• **Direction**
Can you restate the records below word for word?

• **Input material**
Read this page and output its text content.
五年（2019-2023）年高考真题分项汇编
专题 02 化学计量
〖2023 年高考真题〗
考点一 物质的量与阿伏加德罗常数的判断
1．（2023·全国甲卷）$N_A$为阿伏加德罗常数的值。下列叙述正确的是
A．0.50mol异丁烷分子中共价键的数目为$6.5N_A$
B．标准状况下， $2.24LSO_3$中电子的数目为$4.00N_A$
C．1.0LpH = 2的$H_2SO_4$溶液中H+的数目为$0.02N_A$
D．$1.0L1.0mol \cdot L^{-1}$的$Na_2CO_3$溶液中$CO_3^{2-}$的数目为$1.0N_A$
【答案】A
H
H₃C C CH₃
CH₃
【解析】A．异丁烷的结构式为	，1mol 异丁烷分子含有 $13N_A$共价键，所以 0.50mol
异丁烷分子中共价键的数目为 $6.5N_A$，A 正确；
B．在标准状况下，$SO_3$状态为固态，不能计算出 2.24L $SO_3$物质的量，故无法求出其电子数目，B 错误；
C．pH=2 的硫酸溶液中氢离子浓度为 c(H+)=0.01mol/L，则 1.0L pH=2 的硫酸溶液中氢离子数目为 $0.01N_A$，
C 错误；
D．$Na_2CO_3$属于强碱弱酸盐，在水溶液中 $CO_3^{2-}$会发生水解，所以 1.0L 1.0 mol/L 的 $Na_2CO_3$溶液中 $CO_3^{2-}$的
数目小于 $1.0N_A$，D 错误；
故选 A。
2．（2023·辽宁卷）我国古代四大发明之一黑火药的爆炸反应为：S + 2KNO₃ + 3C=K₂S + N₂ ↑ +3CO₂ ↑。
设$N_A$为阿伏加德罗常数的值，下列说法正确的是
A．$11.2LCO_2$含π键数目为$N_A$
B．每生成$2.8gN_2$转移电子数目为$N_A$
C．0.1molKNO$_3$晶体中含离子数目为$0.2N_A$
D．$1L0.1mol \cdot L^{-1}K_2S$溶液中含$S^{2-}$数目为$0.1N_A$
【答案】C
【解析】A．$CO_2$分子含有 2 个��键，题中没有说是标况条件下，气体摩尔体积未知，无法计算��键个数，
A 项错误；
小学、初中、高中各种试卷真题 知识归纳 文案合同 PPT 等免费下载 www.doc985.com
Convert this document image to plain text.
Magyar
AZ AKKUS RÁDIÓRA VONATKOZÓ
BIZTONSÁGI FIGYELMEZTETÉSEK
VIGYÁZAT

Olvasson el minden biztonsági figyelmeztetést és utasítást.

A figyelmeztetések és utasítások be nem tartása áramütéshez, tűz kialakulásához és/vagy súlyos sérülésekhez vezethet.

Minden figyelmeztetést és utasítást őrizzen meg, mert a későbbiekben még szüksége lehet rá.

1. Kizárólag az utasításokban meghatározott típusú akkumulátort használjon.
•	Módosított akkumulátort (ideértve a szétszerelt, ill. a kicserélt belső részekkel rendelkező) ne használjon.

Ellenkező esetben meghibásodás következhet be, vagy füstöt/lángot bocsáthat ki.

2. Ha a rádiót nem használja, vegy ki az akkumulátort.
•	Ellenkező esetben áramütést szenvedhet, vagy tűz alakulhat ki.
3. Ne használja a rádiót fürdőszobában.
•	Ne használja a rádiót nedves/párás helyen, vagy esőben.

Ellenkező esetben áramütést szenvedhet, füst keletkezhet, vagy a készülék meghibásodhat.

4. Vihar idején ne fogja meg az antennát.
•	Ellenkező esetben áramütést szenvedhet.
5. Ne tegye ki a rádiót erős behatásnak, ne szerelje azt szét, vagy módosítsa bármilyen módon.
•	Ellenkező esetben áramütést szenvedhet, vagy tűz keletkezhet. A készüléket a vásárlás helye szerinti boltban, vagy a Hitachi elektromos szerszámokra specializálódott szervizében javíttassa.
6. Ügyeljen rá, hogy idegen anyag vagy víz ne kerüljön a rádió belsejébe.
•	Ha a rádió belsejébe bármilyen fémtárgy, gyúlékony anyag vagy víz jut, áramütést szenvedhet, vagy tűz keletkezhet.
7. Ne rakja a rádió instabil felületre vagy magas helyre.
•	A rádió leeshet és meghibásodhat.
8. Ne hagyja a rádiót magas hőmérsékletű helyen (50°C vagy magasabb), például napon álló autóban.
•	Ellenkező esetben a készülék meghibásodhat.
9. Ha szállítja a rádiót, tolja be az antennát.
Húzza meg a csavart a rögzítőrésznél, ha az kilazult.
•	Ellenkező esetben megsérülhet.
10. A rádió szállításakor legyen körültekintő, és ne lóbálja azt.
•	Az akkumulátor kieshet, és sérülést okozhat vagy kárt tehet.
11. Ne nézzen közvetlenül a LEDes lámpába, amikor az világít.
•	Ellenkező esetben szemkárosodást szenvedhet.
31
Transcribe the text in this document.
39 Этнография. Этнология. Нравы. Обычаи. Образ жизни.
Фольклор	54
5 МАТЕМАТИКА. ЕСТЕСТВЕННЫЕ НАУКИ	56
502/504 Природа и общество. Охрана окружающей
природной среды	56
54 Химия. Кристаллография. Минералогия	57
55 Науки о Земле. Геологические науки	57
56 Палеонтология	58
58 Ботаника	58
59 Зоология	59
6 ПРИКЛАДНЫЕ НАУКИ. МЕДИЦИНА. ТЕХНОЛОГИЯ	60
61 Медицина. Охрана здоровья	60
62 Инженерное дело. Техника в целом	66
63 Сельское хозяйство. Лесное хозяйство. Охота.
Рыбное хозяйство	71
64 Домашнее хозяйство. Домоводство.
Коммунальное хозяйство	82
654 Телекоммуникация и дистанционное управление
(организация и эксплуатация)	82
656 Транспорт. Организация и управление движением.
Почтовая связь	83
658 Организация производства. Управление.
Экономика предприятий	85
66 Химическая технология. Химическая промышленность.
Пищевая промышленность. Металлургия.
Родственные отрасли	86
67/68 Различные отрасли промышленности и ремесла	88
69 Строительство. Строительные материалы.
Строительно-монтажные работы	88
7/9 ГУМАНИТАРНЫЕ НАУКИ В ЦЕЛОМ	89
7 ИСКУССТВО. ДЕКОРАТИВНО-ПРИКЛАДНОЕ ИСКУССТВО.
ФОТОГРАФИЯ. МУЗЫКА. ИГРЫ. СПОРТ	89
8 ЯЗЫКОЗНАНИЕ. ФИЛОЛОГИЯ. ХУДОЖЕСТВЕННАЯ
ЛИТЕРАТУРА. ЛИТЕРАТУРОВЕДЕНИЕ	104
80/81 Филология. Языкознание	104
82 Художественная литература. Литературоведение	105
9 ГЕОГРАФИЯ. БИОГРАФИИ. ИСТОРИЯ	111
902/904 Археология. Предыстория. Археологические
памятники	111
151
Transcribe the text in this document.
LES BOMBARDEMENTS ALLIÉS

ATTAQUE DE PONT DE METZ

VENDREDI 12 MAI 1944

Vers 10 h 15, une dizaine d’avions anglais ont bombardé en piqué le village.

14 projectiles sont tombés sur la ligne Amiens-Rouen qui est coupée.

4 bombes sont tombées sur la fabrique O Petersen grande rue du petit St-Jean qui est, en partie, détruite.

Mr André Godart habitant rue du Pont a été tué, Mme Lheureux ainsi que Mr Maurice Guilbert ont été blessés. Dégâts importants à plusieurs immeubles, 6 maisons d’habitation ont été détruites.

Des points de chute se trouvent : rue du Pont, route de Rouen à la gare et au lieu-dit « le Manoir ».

• **Complete output**
Read this page and output its text content.
五年（2019-2023）年高考真题分项汇编
专题 02 化学计量
〖2023 年高考真题〗
考点一 物质的量与阿伏加德罗常数的判断
1．（2023·全国甲卷）$N_A$为阿伏加德罗常数的值。下列叙述正确的是
A．0.50mol异丁烷分子中共价键的数目为$6.5N_A$
B．标准状况下， $2.24LSO_3$中电子的数目为$4.00N_A$
C．1.0LpH = 2的$H_2SO_4$溶液中H+的数目为$0.02N_A$
D．$1.0L1.0mol \cdot L^{-1}$的$Na_2CO_3$溶液中$CO_3^{2-}$的数目为$1.0N_A$
【答案】A
H
H₃C C CH₃
CH₃
【解析】A．异丁烷的结构式为	，1mol 异丁烷分子含有 $13N_A$共价键，所以 0.50mol
异丁烷分子中共价键的数目为 $6.5N_A$，A 正确；
B．在标准状况下，$SO_3$状态为固态，不能计算出 2.24L $SO_3$物质的量，故无法求出其电子数目，B 错误；
C．pH=2 的硫酸溶液中氢离子浓度为 c(H+)=0.01mol/L，则 1.0L pH=2 的硫酸溶液中氢离子数目为 $0.01N_A$，
C 错误；
D．$Na_2CO_3$属于强碱弱酸盐，在水溶液中 $CO_3^{2-}$会发生水解，所以 1.0L 1.0 mol/L 的 $Na_2CO_3$溶液中 $CO_3^{2-}$的
数目小于 $1.0N_A$，D 错误；
故选 A。
2．（2023·辽宁卷）我国古代四大发明之一黑火药的爆炸反应为：S + 2KNO₃ + 3C=K₂S + N₂ ↑ +3CO₂ ↑。
设$N_A$为阿伏加德罗常数的值，下列说法正确的是
A．$11.2LCO_2$含π键数目为$N_A$
B．每生成$2.8gN_2$转移电子数目为$N_A$
C．0.1molKNO$_3$晶体中含离子数目为$0.2N_A$
D．$1L0.1mol \cdot L^{-1}K_2S$溶液中含$S^{2-}$数目为$0.1N_A$
【答案】C
【解析】A．$CO_2$分子含有 2 个��键，题中没有说是标况条件下，气体摩尔体积未知，无法计算��键个数，
A 项错误；
小学、初中、高中各种试卷真题 知识归纳 文案合同 PPT 等免费下载 www.doc985.com
Convert this document image to plain text.
Magyar
AZ AKKUS RÁDIÓRA VONATKOZÓ
BIZTONSÁGI FIGYELMEZTETÉSEK
VIGYÁZAT

Olvasson el minden biztonsági figyelmeztetést és utasítást.

A figyelmeztetések és utasítások be nem tartása áramütéshez, tűz kialakulásához és/vagy súlyos sérülésekhez vezethet.

Minden figyelmeztetést és utasítást őrizzen meg, mert a későbbiekben még szüksége lehet rá.

1. Kizárólag az utasításokban meghatározott típusú akkumulátort használjon.
•	Módosított akkumulátort (ideértve a szétszerelt, ill. a kicserélt belső részekkel rendelkező) ne használjon.

Ellenkező esetben meghibásodás következhet be, vagy füstöt/lángot bocsáthat ki.

2. Ha a rádiót nem használja, vegy ki az akkumulátort.
•	Ellenkező esetben áramütést szenvedhet, vagy tűz alakulhat ki.
3. Ne használja a rádiót fürdőszobában.
•	Ne használja a rádiót nedves/párás helyen, vagy esőben.

Ellenkező esetben áramütést szenvedhet, füst keletkezhet, vagy a készülék meghibásodhat.

4. Vihar idején ne fogja meg az antennát.
•	Ellenkező esetben áramütést szenvedhet.
5. Ne tegye ki a rádiót erős behatásnak, ne szerelje azt szét, vagy módosítsa bármilyen módon.
•	Ellenkező esetben áramütést szenvedhet, vagy tűz keletkezhet. A készüléket a vásárlás helye szerinti boltban, vagy a Hitachi elektromos szerszámokra specializálódott szervizében javíttassa.
6. Ügyeljen rá, hogy idegen anyag vagy víz ne kerüljön a rádió belsejébe.
•	Ha a rádió belsejébe bármilyen fémtárgy, gyúlékony anyag vagy víz jut, áramütést szenvedhet, vagy tűz keletkezhet.
7. Ne rakja a rádió instabil felületre vagy magas helyre.
•	A rádió leeshet és meghibásodhat.
8. Ne hagyja a rádiót magas hőmérsékletű helyen (50°C vagy magasabb), például napon álló autóban.
•	Ellenkező esetben a készülék meghibásodhat.
9. Ha szállítja a rádiót, tolja be az antennát.
Húzza meg a csavart a rögzítőrésznél, ha az kilazult.
•	Ellenkező esetben megsérülhet.
10. A rádió szállításakor legyen körültekintő, és ne lóbálja azt.
•	Az akkumulátor kieshet, és sérülést okozhat vagy kárt tehet.
11. Ne nézzen közvetlenül a LEDes lámpába, amikor az világít.
•	Ellenkező esetben szemkárosodást szenvedhet.
31
Transcribe the text in this document.
39 Этнография. Этнология. Нравы. Обычаи. Образ жизни.
Фольклор	54
5 МАТЕМАТИКА. ЕСТЕСТВЕННЫЕ НАУКИ	56
502/504 Природа и общество. Охрана окружающей
природной среды	56
54 Химия. Кристаллография. Минералогия	57
55 Науки о Земле. Геологические науки	57
56 Палеонтология	58
58 Ботаника	58
59 Зоология	59
6 ПРИКЛАДНЫЕ НАУКИ. МЕДИЦИНА. ТЕХНОЛОГИЯ	60
61 Медицина. Охрана здоровья	60
62 Инженерное дело. Техника в целом	66
63 Сельское хозяйство. Лесное хозяйство. Охота.
Рыбное хозяйство	71
64 Домашнее хозяйство. Домоводство.
Коммунальное хозяйство	82
654 Телекоммуникация и дистанционное управление
(организация и эксплуатация)	82
656 Транспорт. Организация и управление движением.
Почтовая связь	83
658 Организация производства. Управление.
Экономика предприятий	85
66 Химическая технология. Химическая промышленность.
Пищевая промышленность. Металлургия.
Родственные отрасли	86
67/68 Различные отрасли промышленности и ремесла	88
69 Строительство. Строительные материалы.
Строительно-монтажные работы	88
7/9 ГУМАНИТАРНЫЕ НАУКИ В ЦЕЛОМ	89
7 ИСКУССТВО. ДЕКОРАТИВНО-ПРИКЛАДНОЕ ИСКУССТВО.
ФОТОГРАФИЯ. МУЗЫКА. ИГРЫ. СПОРТ	89
8 ЯЗЫКОЗНАНИЕ. ФИЛОЛОГИЯ. ХУДОЖЕСТВЕННАЯ
ЛИТЕРАТУРА. ЛИТЕРАТУРОВЕДЕНИЕ	104
80/81 Филология. Языкознание	104
82 Художественная литература. Литературоведение	105
9 ГЕОГРАФИЯ. БИОГРАФИИ. ИСТОРИЯ	111
902/904 Археология. Предыстория. Археологические
памятники	111
151
Transcribe the text in this document.
LES BOMBARDEMENTS ALLIÉS

ATTAQUE DE PONT DE METZ

VENDREDI 12 MAI 1944

Vers 10 h 15, une dizaine d’avions anglais ont bombardé en piqué le village.

14 projectiles sont tombés sur la ligne Amiens-Rouen qui est coupée.

4 bombes sont tombées sur la fabrique O Petersen grande rue du petit St-Jean qui est, en partie, détruite.

Mr André Godart habitant rue du Pont a été tué, Mme Lheureux ainsi que Mr Maurice Guilbert ont été blessés. Dégâts importants à plusieurs immeubles, 6 maisons d’habitation ont été détruites.

Des points de chute se trouvent : rue du Pont, route de Rouen à la gare et au lieu-dit « le Manoir ».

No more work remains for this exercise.